Exercise details: Restate the data below word for word. Skip any images it contains.
▬▬▬▬▬▬▬▬▬▬
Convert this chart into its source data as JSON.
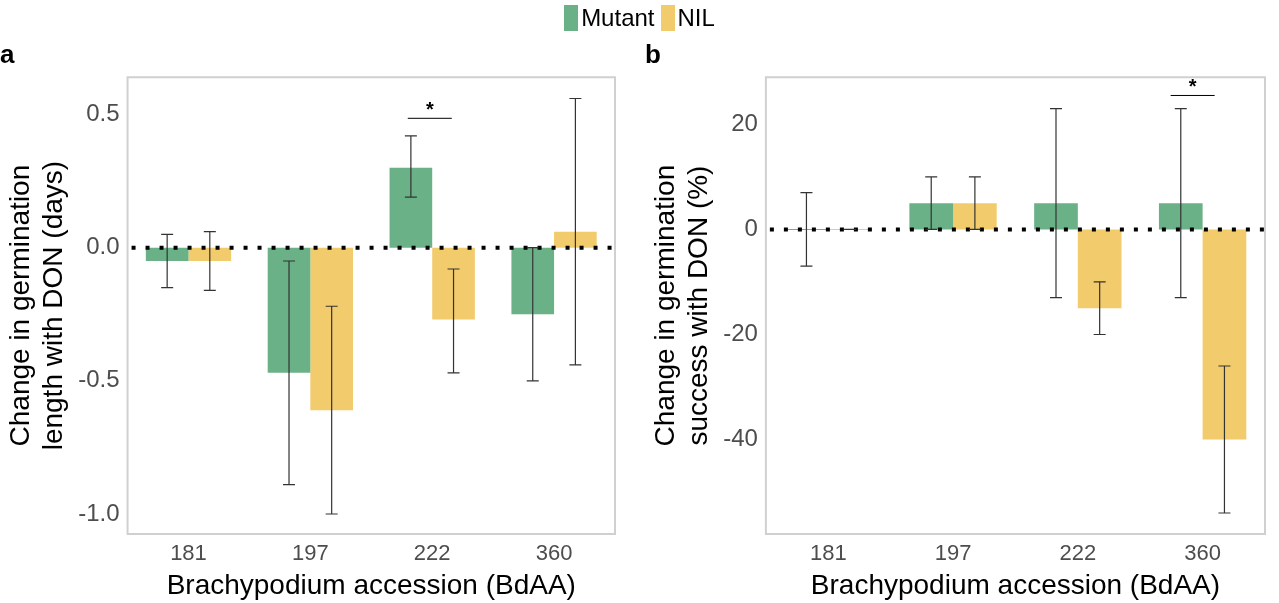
{
  "chart_data": [
    {
      "type": "bar",
      "title": "a",
      "xlabel": "Brachypodium accession (BdAA)",
      "ylabel": "Change in germination\nlength with DON (days)",
      "categories": [
        "181",
        "197",
        "222",
        "360"
      ],
      "series": [
        {
          "name": "Mutant",
          "color": "#6ab187",
          "values": [
            -0.05,
            -0.47,
            0.3,
            -0.25
          ],
          "errors": [
            [
              -0.15,
              0.05
            ],
            [
              -0.89,
              -0.05
            ],
            [
              0.19,
              0.42
            ],
            [
              -0.5,
              0
            ]
          ]
        },
        {
          "name": "NIL",
          "color": "#f2cb6c",
          "values": [
            -0.05,
            -0.61,
            -0.27,
            0.06
          ],
          "errors": [
            [
              -0.16,
              0.06
            ],
            [
              -1.0,
              -0.22
            ],
            [
              -0.47,
              -0.08
            ],
            [
              -0.44,
              0.56
            ]
          ]
        }
      ],
      "ylim": [
        -1.075,
        0.64
      ],
      "yticks": [
        {
          "value": 0.5,
          "label": "0.5"
        },
        {
          "value": 0,
          "label": "0.0"
        },
        {
          "value": -0.5,
          "label": "-0.5"
        },
        {
          "value": -1,
          "label": "-1.0"
        }
      ],
      "ref_lines": [
        {
          "axis": "y",
          "value": 0,
          "color": "#000000",
          "line_style": "dotted"
        }
      ],
      "annotations": [
        "*"
      ],
      "legend": "top",
      "grid": false
    },
    {
      "type": "bar",
      "title": "b",
      "xlabel": "Brachypodium accession (BdAA)",
      "ylabel": "Change in germination\nsuccess with DON (%)",
      "categories": [
        "181",
        "197",
        "222",
        "360"
      ],
      "series": [
        {
          "color": "#6ab187",
          "values": [
            0,
            5,
            5,
            5
          ],
          "errors": [
            7,
            [
              0,
              10
            ],
            [
              -13,
              23
            ],
            [
              -13,
              23
            ]
          ]
        },
        {
          "color": "#f2cb6c",
          "values": [
            0,
            5,
            -15,
            -40
          ],
          "errors": [
            0,
            [
              0,
              10
            ],
            [
              -20,
              -10
            ],
            [
              -54,
              -26
            ]
          ]
        }
      ],
      "ylim": [
        -58,
        29
      ],
      "yticks": [
        20,
        0,
        -20,
        -40
      ],
      "ref_lines": [
        {
          "axis": "y",
          "value": 0,
          "color": "#000000",
          "line_style": "dotted"
        }
      ],
      "annotations": [
        "*"
      ],
      "grid": false
    }
  ]
}
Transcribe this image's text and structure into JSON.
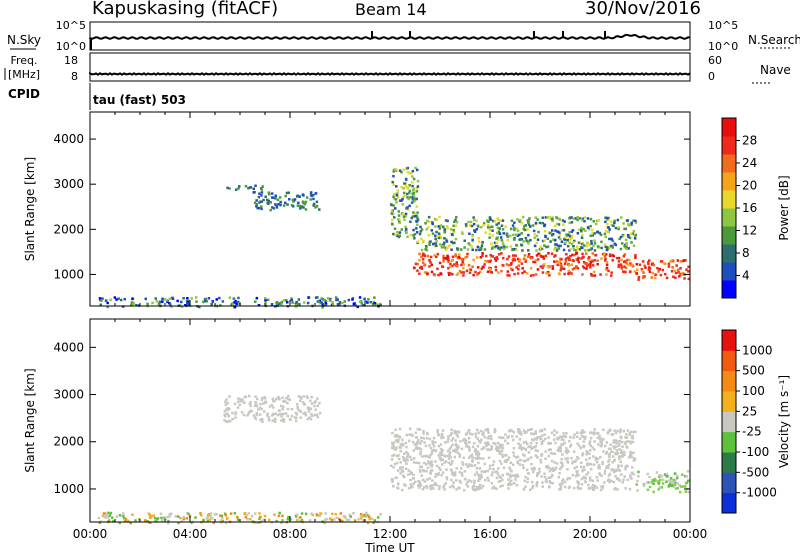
▬▬▬▬▬▬▬▬▬▬
Task response:
Convert this chart into its source data as JSON.
{
  "chart_data": [
    {
      "type": "bar",
      "title": "a",
      "xlabel": "Brachypodium accession (BdAA)",
      "ylabel": "Change in germination\nlength with DON (days)",
      "categories": [
        "181",
        "197",
        "222",
        "360"
      ],
      "series": [
        {
          "name": "Mutant",
          "color": "#6ab187",
          "values": [
            -0.05,
            -0.47,
            0.3,
            -0.25
          ],
          "errors": [
            [
              -0.15,
              0.05
            ],
            [
              -0.89,
              -0.05
            ],
            [
              0.19,
              0.42
            ],
            [
              -0.5,
              0
            ]
          ]
        },
        {
          "name": "NIL",
          "color": "#f2cb6c",
          "values": [
            -0.05,
            -0.61,
            -0.27,
            0.06
          ],
          "errors": [
            [
              -0.16,
              0.06
            ],
            [
              -1.0,
              -0.22
            ],
            [
              -0.47,
              -0.08
            ],
            [
              -0.44,
              0.56
            ]
          ]
        }
      ],
      "ylim": [
        -1.075,
        0.64
      ],
      "yticks": [
        {
          "value": 0.5,
          "label": "0.5"
        },
        {
          "value": 0,
          "label": "0.0"
        },
        {
          "value": -0.5,
          "label": "-0.5"
        },
        {
          "value": -1,
          "label": "-1.0"
        }
      ],
      "ref_lines": [
        {
          "axis": "y",
          "value": 0,
          "color": "#000000",
          "line_style": "dotted"
        }
      ],
      "annotations": [
        "*"
      ],
      "legend": "top",
      "grid": false
    },
    {
      "type": "bar",
      "title": "b",
      "xlabel": "Brachypodium accession (BdAA)",
      "ylabel": "Change in germination\nsuccess with DON (%)",
      "categories": [
        "181",
        "197",
        "222",
        "360"
      ],
      "series": [
        {
          "color": "#6ab187",
          "values": [
            0,
            5,
            5,
            5
          ],
          "errors": [
            7,
            [
              0,
              10
            ],
            [
              -13,
              23
            ],
            [
              -13,
              23
            ]
          ]
        },
        {
          "color": "#f2cb6c",
          "values": [
            0,
            5,
            -15,
            -40
          ],
          "errors": [
            0,
            [
              0,
              10
            ],
            [
              -20,
              -10
            ],
            [
              -54,
              -26
            ]
          ]
        }
      ],
      "ylim": [
        -58,
        29
      ],
      "yticks": [
        20,
        0,
        -20,
        -40
      ],
      "ref_lines": [
        {
          "axis": "y",
          "value": 0,
          "color": "#000000",
          "line_style": "dotted"
        }
      ],
      "annotations": [
        "*"
      ],
      "grid": false
    }
  ]
}
Transcribe this image's text and structure into JSON.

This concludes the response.